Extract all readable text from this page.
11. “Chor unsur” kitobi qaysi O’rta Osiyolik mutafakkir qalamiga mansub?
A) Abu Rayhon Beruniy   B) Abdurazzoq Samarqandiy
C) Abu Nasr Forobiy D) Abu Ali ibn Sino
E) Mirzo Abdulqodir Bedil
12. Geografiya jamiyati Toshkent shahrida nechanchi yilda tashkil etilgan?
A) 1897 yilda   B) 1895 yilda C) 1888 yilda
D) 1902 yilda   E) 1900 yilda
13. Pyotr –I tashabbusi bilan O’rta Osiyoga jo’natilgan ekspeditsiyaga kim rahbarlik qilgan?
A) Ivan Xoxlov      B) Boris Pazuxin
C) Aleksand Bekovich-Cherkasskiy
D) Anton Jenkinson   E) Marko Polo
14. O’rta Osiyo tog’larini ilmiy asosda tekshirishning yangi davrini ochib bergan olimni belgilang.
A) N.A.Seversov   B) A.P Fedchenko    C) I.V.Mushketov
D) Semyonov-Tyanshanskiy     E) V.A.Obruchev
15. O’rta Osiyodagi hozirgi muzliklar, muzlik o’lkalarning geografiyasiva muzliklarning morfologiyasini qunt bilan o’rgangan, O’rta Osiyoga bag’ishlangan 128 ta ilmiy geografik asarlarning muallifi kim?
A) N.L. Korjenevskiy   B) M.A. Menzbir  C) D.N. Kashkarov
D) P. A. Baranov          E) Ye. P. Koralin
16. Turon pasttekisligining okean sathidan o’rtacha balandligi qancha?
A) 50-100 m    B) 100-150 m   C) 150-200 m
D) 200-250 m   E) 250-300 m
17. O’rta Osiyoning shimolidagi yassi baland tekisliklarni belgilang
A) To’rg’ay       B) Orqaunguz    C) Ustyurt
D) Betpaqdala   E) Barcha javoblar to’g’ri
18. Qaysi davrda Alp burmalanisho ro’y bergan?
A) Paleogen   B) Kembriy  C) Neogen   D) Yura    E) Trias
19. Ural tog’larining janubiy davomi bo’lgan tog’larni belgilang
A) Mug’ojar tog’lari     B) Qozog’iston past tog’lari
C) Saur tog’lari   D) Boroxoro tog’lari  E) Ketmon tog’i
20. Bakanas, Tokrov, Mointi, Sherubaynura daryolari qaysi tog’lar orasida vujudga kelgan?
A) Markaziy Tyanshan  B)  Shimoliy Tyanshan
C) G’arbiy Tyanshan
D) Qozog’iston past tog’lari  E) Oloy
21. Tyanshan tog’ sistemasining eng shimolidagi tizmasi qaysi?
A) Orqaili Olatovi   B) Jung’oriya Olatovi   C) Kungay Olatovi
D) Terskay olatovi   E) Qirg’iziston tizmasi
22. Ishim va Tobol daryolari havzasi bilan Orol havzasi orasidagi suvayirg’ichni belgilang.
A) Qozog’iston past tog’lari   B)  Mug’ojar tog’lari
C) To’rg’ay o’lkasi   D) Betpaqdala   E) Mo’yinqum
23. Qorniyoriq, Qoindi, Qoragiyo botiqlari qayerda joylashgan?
^^^^
**What to produce**
In this exercise, repeat all entries exactly.

**Solution for this exercise**
Extract all readable text from this page.
11. “Chor unsur” kitobi qaysi O’rta Osiyolik mutafakkir qalamiga mansub?
A) Abu Rayhon Beruniy   B) Abdurazzoq Samarqandiy
C) Abu Nasr Forobiy D) Abu Ali ibn Sino
E) Mirzo Abdulqodir Bedil
12. Geografiya jamiyati Toshkent shahrida nechanchi yilda tashkil etilgan?
A) 1897 yilda   B) 1895 yilda C) 1888 yilda
D) 1902 yilda   E) 1900 yilda
13. Pyotr –I tashabbusi bilan O’rta Osiyoga jo’natilgan ekspeditsiyaga kim rahbarlik qilgan?
A) Ivan Xoxlov      B) Boris Pazuxin
C) Aleksand Bekovich-Cherkasskiy
D) Anton Jenkinson   E) Marko Polo
14. O’rta Osiyo tog’larini ilmiy asosda tekshirishning yangi davrini ochib bergan olimni belgilang.
A) N.A.Seversov   B) A.P Fedchenko    C) I.V.Mushketov
D) Semyonov-Tyanshanskiy     E) V.A.Obruchev
15. O’rta Osiyodagi hozirgi muzliklar, muzlik o’lkalarning geografiyasiva muzliklarning morfologiyasini qunt bilan o’rgangan, O’rta Osiyoga bag’ishlangan 128 ta ilmiy geografik asarlarning muallifi kim?
A) N.L. Korjenevskiy   B) M.A. Menzbir  C) D.N. Kashkarov
D) P. A. Baranov          E) Ye. P. Koralin
16. Turon pasttekisligining okean sathidan o’rtacha balandligi qancha?
A) 50-100 m    B) 100-150 m   C) 150-200 m
D) 200-250 m   E) 250-300 m
17. O’rta Osiyoning shimolidagi yassi baland tekisliklarni belgilang
A) To’rg’ay       B) Orqaunguz    C) Ustyurt
D) Betpaqdala   E) Barcha javoblar to’g’ri
18. Qaysi davrda Alp burmalanisho ro’y bergan?
A) Paleogen   B) Kembriy  C) Neogen   D) Yura    E) Trias
19. Ural tog’larining janubiy davomi bo’lgan tog’larni belgilang
A) Mug’ojar tog’lari     B) Qozog’iston past tog’lari
C) Saur tog’lari   D) Boroxoro tog’lari  E) Ketmon tog’i
20. Bakanas, Tokrov, Mointi, Sherubaynura daryolari qaysi tog’lar orasida vujudga kelgan?
A) Markaziy Tyanshan  B)  Shimoliy Tyanshan
C) G’arbiy Tyanshan
D) Qozog’iston past tog’lari  E) Oloy
21. Tyanshan tog’ sistemasining eng shimolidagi tizmasi qaysi?
A) Orqaili Olatovi   B) Jung’oriya Olatovi   C) Kungay Olatovi
D) Terskay olatovi   E) Qirg’iziston tizmasi
22. Ishim va Tobol daryolari havzasi bilan Orol havzasi orasidagi suvayirg’ichni belgilang.
A) Qozog’iston past tog’lari   B)  Mug’ojar tog’lari
C) To’rg’ay o’lkasi   D) Betpaqdala   E) Mo’yinqum
23. Qorniyoriq, Qoindi, Qoragiyo botiqlari qayerda joylashgan?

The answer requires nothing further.